▶ **Your objective**
Reproduce the records below exactly, leaving out any pictures.
◇ ◇ ◇ ◇ ◇ ◇ ◇
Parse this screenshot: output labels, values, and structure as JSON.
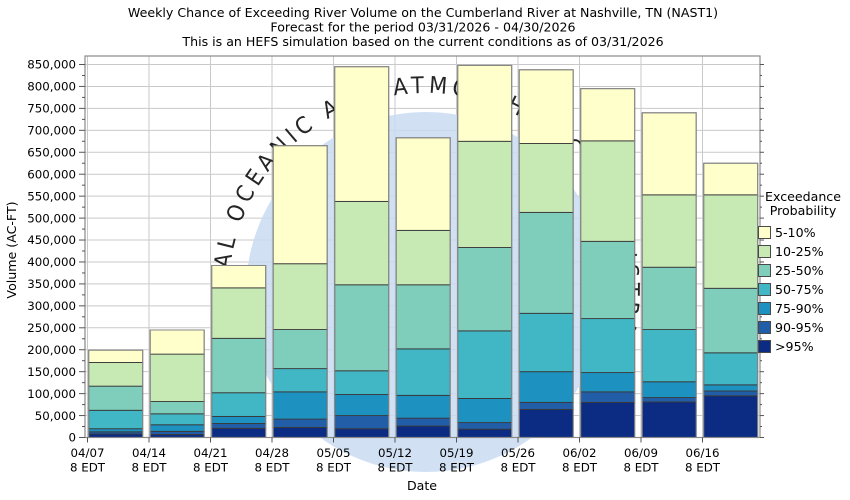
{
  "title": {
    "line1": "Weekly Chance of Exceeding River Volume on the Cumberland River at Nashville, TN (NAST1)",
    "line2": "Forecast for the period 03/31/2026 - 04/30/2026",
    "line3": "This is an HEFS simulation based on the current conditions as of 03/31/2026"
  },
  "y_axis": {
    "label": "Volume (AC-FT)",
    "tick_values": [
      0,
      50000,
      100000,
      150000,
      200000,
      250000,
      300000,
      350000,
      400000,
      450000,
      500000,
      550000,
      600000,
      650000,
      700000,
      750000,
      800000,
      850000
    ]
  },
  "x_axis": {
    "label": "Date",
    "tick_labels": [
      {
        "date": "04/07",
        "time": "8 EDT"
      },
      {
        "date": "04/14",
        "time": "8 EDT"
      },
      {
        "date": "04/21",
        "time": "8 EDT"
      },
      {
        "date": "04/28",
        "time": "8 EDT"
      },
      {
        "date": "05/05",
        "time": "8 EDT"
      },
      {
        "date": "05/12",
        "time": "8 EDT"
      },
      {
        "date": "05/19",
        "time": "8 EDT"
      },
      {
        "date": "05/26",
        "time": "8 EDT"
      },
      {
        "date": "06/02",
        "time": "8 EDT"
      },
      {
        "date": "06/09",
        "time": "8 EDT"
      },
      {
        "date": "06/16",
        "time": "8 EDT"
      }
    ]
  },
  "legend": {
    "title_line1": "Exceedance",
    "title_line2": "Probability",
    "items": [
      {
        "label": "5-10%",
        "color": "#FFFFCC"
      },
      {
        "label": "10-25%",
        "color": "#C7E9B4"
      },
      {
        "label": "25-50%",
        "color": "#7FCDBB"
      },
      {
        "label": "50-75%",
        "color": "#41B6C4"
      },
      {
        "label": "75-90%",
        "color": "#1D91C0"
      },
      {
        "label": "90-95%",
        "color": "#225EA8"
      },
      {
        "label": ">95%",
        "color": "#0C2C84"
      }
    ]
  },
  "watermark": {
    "text": "NATIONAL OCEANIC AND ATMOSPHERIC ADMINISTRATION",
    "text_color": "#aac6e8",
    "circle_color": "#c9dcf2"
  },
  "chart_data": {
    "type": "bar",
    "stacked": true,
    "title": "Weekly Chance of Exceeding River Volume on the Cumberland River at Nashville, TN (NAST1)",
    "xlabel": "Date",
    "ylabel": "Volume (AC-FT)",
    "ylim": [
      0,
      870000
    ],
    "grid": true,
    "legend_position": "right",
    "categories": [
      "04/07",
      "04/14",
      "04/21",
      "04/28",
      "05/05",
      "05/12",
      "05/19",
      "05/26",
      "06/02",
      "06/09",
      "06/16"
    ],
    "value_semantics": "cumulative_stack_top_AC_FT (volume exceeded at the stated probability; segments are drawn between successive levels)",
    "series": [
      {
        "name": "5-10%",
        "color": "#FFFFCC",
        "cumulative_values": [
          199000,
          245000,
          392000,
          665000,
          845000,
          683000,
          848000,
          838000,
          795000,
          740000,
          625000
        ]
      },
      {
        "name": "10-25%",
        "color": "#C7E9B4",
        "cumulative_values": [
          171000,
          190000,
          341000,
          396000,
          538000,
          472000,
          675000,
          670000,
          676000,
          553000,
          553000
        ]
      },
      {
        "name": "25-50%",
        "color": "#7FCDBB",
        "cumulative_values": [
          117000,
          82000,
          226000,
          246000,
          348000,
          348000,
          433000,
          513000,
          447000,
          388000,
          340000
        ]
      },
      {
        "name": "50-75%",
        "color": "#41B6C4",
        "cumulative_values": [
          62000,
          54000,
          102000,
          157000,
          152000,
          202000,
          243000,
          283000,
          271000,
          246000,
          193000
        ]
      },
      {
        "name": "75-90%",
        "color": "#1D91C0",
        "cumulative_values": [
          20000,
          29000,
          48000,
          104000,
          98000,
          96000,
          89000,
          150000,
          148000,
          127000,
          120000
        ]
      },
      {
        "name": "90-95%",
        "color": "#225EA8",
        "cumulative_values": [
          13000,
          14000,
          32000,
          42000,
          50000,
          44000,
          34000,
          80000,
          104000,
          91000,
          106000
        ]
      },
      {
        "name": ">95%",
        "color": "#0C2C84",
        "cumulative_values": [
          8000,
          7000,
          21000,
          23000,
          20000,
          26000,
          19000,
          64000,
          80000,
          81000,
          95000
        ]
      }
    ]
  }
}
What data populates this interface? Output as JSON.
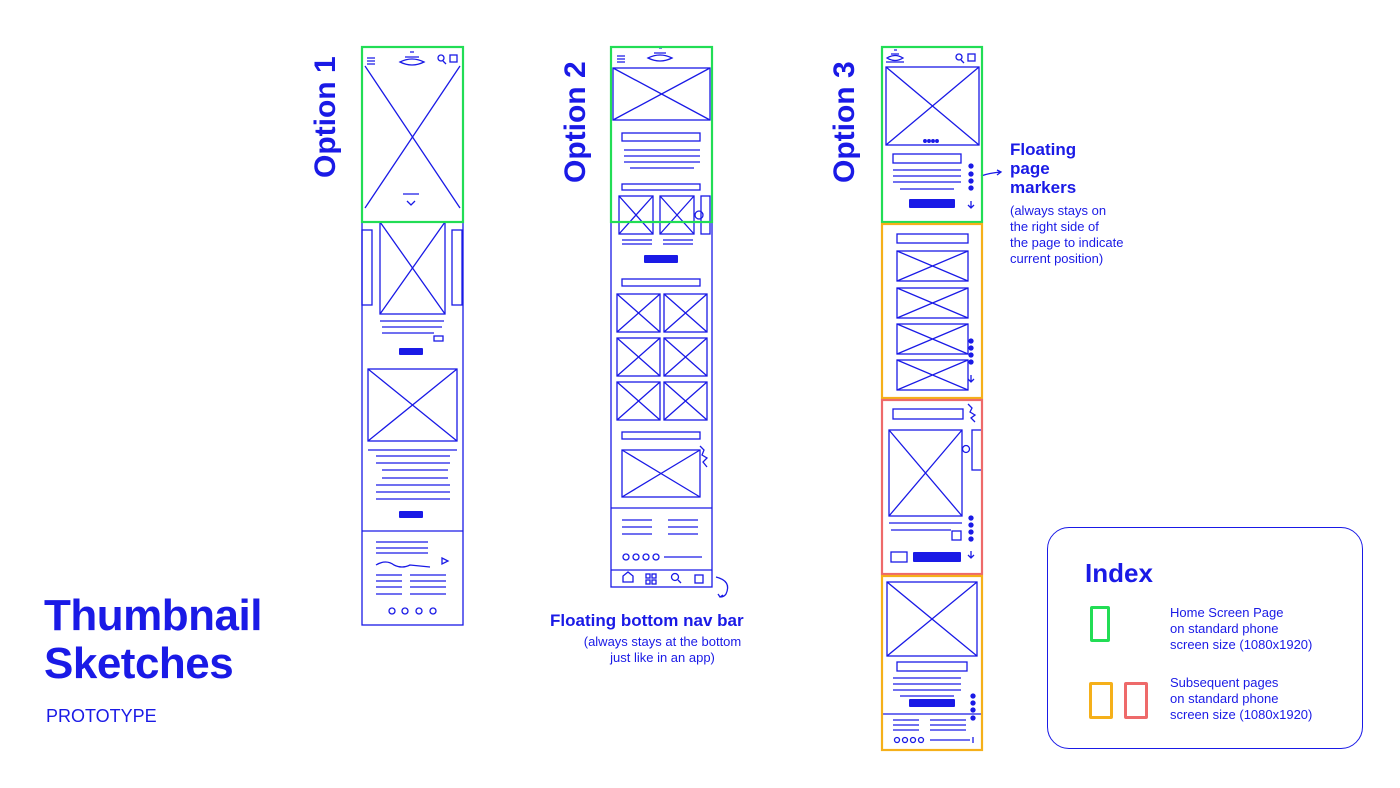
◇ ◇ ◇ ◇ ◇ ◇ ◇
▶ **Answer for this exercise**
Parse this screenshot: output labels, values, and structure as JSON.
{
  "title": {
    "line1": "Weekly Chance of Exceeding River Volume on the Cumberland River at Nashville, TN (NAST1)",
    "line2": "Forecast for the period 03/31/2026 - 04/30/2026",
    "line3": "This is an HEFS simulation based on the current conditions as of 03/31/2026"
  },
  "y_axis": {
    "label": "Volume (AC-FT)",
    "tick_values": [
      0,
      50000,
      100000,
      150000,
      200000,
      250000,
      300000,
      350000,
      400000,
      450000,
      500000,
      550000,
      600000,
      650000,
      700000,
      750000,
      800000,
      850000
    ]
  },
  "x_axis": {
    "label": "Date",
    "tick_labels": [
      {
        "date": "04/07",
        "time": "8 EDT"
      },
      {
        "date": "04/14",
        "time": "8 EDT"
      },
      {
        "date": "04/21",
        "time": "8 EDT"
      },
      {
        "date": "04/28",
        "time": "8 EDT"
      },
      {
        "date": "05/05",
        "time": "8 EDT"
      },
      {
        "date": "05/12",
        "time": "8 EDT"
      },
      {
        "date": "05/19",
        "time": "8 EDT"
      },
      {
        "date": "05/26",
        "time": "8 EDT"
      },
      {
        "date": "06/02",
        "time": "8 EDT"
      },
      {
        "date": "06/09",
        "time": "8 EDT"
      },
      {
        "date": "06/16",
        "time": "8 EDT"
      }
    ]
  },
  "legend": {
    "title_line1": "Exceedance",
    "title_line2": "Probability",
    "items": [
      {
        "label": "5-10%",
        "color": "#FFFFCC"
      },
      {
        "label": "10-25%",
        "color": "#C7E9B4"
      },
      {
        "label": "25-50%",
        "color": "#7FCDBB"
      },
      {
        "label": "50-75%",
        "color": "#41B6C4"
      },
      {
        "label": "75-90%",
        "color": "#1D91C0"
      },
      {
        "label": "90-95%",
        "color": "#225EA8"
      },
      {
        "label": ">95%",
        "color": "#0C2C84"
      }
    ]
  },
  "watermark": {
    "text": "NATIONAL OCEANIC AND ATMOSPHERIC ADMINISTRATION",
    "text_color": "#aac6e8",
    "circle_color": "#c9dcf2"
  },
  "chart_data": {
    "type": "bar",
    "stacked": true,
    "title": "Weekly Chance of Exceeding River Volume on the Cumberland River at Nashville, TN (NAST1)",
    "xlabel": "Date",
    "ylabel": "Volume (AC-FT)",
    "ylim": [
      0,
      870000
    ],
    "grid": true,
    "legend_position": "right",
    "categories": [
      "04/07",
      "04/14",
      "04/21",
      "04/28",
      "05/05",
      "05/12",
      "05/19",
      "05/26",
      "06/02",
      "06/09",
      "06/16"
    ],
    "value_semantics": "cumulative_stack_top_AC_FT (volume exceeded at the stated probability; segments are drawn between successive levels)",
    "series": [
      {
        "name": "5-10%",
        "color": "#FFFFCC",
        "cumulative_values": [
          199000,
          245000,
          392000,
          665000,
          845000,
          683000,
          848000,
          838000,
          795000,
          740000,
          625000
        ]
      },
      {
        "name": "10-25%",
        "color": "#C7E9B4",
        "cumulative_values": [
          171000,
          190000,
          341000,
          396000,
          538000,
          472000,
          675000,
          670000,
          676000,
          553000,
          553000
        ]
      },
      {
        "name": "25-50%",
        "color": "#7FCDBB",
        "cumulative_values": [
          117000,
          82000,
          226000,
          246000,
          348000,
          348000,
          433000,
          513000,
          447000,
          388000,
          340000
        ]
      },
      {
        "name": "50-75%",
        "color": "#41B6C4",
        "cumulative_values": [
          62000,
          54000,
          102000,
          157000,
          152000,
          202000,
          243000,
          283000,
          271000,
          246000,
          193000
        ]
      },
      {
        "name": "75-90%",
        "color": "#1D91C0",
        "cumulative_values": [
          20000,
          29000,
          48000,
          104000,
          98000,
          96000,
          89000,
          150000,
          148000,
          127000,
          120000
        ]
      },
      {
        "name": "90-95%",
        "color": "#225EA8",
        "cumulative_values": [
          13000,
          14000,
          32000,
          42000,
          50000,
          44000,
          34000,
          80000,
          104000,
          91000,
          106000
        ]
      },
      {
        "name": ">95%",
        "color": "#0C2C84",
        "cumulative_values": [
          8000,
          7000,
          21000,
          23000,
          20000,
          26000,
          19000,
          64000,
          80000,
          81000,
          95000
        ]
      }
    ]
  }
}
What data populates this interface? Output as JSON.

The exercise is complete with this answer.